(A block of data)
**********

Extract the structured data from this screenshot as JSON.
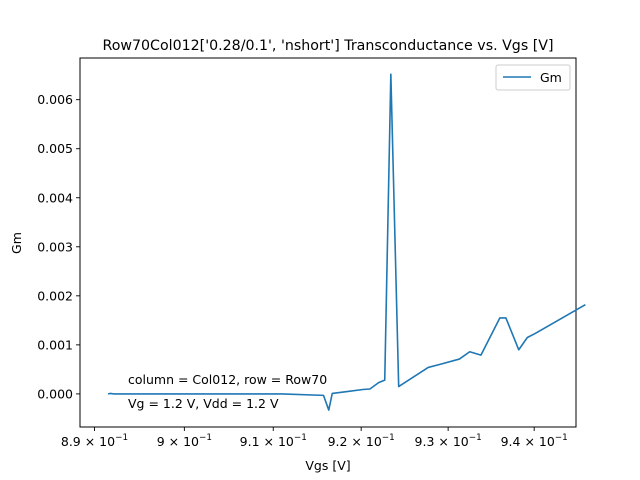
{
  "chart_data": {
    "type": "line",
    "title": "Row70Col012['0.28/0.1', 'nshort'] Transconductance vs. Vgs [V]",
    "xlabel": "Vgs [V]",
    "ylabel": "Gm",
    "xscale": "log",
    "xlim": [
      0.8884,
      0.9449
    ],
    "ylim": [
      -0.000675,
      0.00685
    ],
    "grid": false,
    "legend_position": "top-right",
    "x_ticks": [
      {
        "value": 0.89,
        "base": "8.9",
        "exp": "−1"
      },
      {
        "value": 0.9,
        "base": "9",
        "exp": "−1"
      },
      {
        "value": 0.91,
        "base": "9.1",
        "exp": "−1"
      },
      {
        "value": 0.92,
        "base": "9.2",
        "exp": "−1"
      },
      {
        "value": 0.93,
        "base": "9.3",
        "exp": "−1"
      },
      {
        "value": 0.94,
        "base": "9.4",
        "exp": "−1"
      }
    ],
    "x_tick_times": "× 10",
    "y_ticks": [
      {
        "value": 0.0,
        "label": "0.000"
      },
      {
        "value": 0.001,
        "label": "0.001"
      },
      {
        "value": 0.002,
        "label": "0.002"
      },
      {
        "value": 0.003,
        "label": "0.003"
      },
      {
        "value": 0.004,
        "label": "0.004"
      },
      {
        "value": 0.005,
        "label": "0.005"
      },
      {
        "value": 0.006,
        "label": "0.006"
      }
    ],
    "series": [
      {
        "name": "Gm",
        "color": "#1f77b4",
        "points": [
          [
            0.8915,
            0.0
          ],
          [
            0.8918,
            1e-05
          ],
          [
            0.8921,
            0.0
          ],
          [
            0.8925,
            0.0
          ],
          [
            0.8935,
            0.0
          ],
          [
            0.895,
            0.0
          ],
          [
            0.899,
            0.0
          ],
          [
            0.903,
            0.0
          ],
          [
            0.907,
            0.0
          ],
          [
            0.911,
            0.0
          ],
          [
            0.9157,
            -3e-05
          ],
          [
            0.9163,
            -0.00033
          ],
          [
            0.9167,
            1e-05
          ],
          [
            0.9185,
            5e-05
          ],
          [
            0.9202,
            9e-05
          ],
          [
            0.921,
            0.0001
          ],
          [
            0.922,
            0.00023
          ],
          [
            0.9227,
            0.00028
          ],
          [
            0.9234,
            0.00652
          ],
          [
            0.9243,
            0.00015
          ],
          [
            0.9277,
            0.00054
          ],
          [
            0.929,
            0.0006
          ],
          [
            0.9313,
            0.00071
          ],
          [
            0.9325,
            0.00086
          ],
          [
            0.9338,
            0.00079
          ],
          [
            0.936,
            0.00155
          ],
          [
            0.9367,
            0.00155
          ],
          [
            0.9382,
            0.0009
          ],
          [
            0.9392,
            0.00115
          ],
          [
            0.9401,
            0.00123
          ],
          [
            0.946,
            0.00182
          ]
        ]
      }
    ],
    "annotations": [
      "column = Col012, row = Row70",
      "Vg = 1.2 V, Vdd = 1.2 V"
    ]
  }
}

**********

> **Instruction**
From the data, collect all lines where the string "base" appears.

> **Result**
        "base": "8.9",
        "base": "9",
        "base": "9.1",
        "base": "9.2",
        "base": "9.3",
        "base": "9.4",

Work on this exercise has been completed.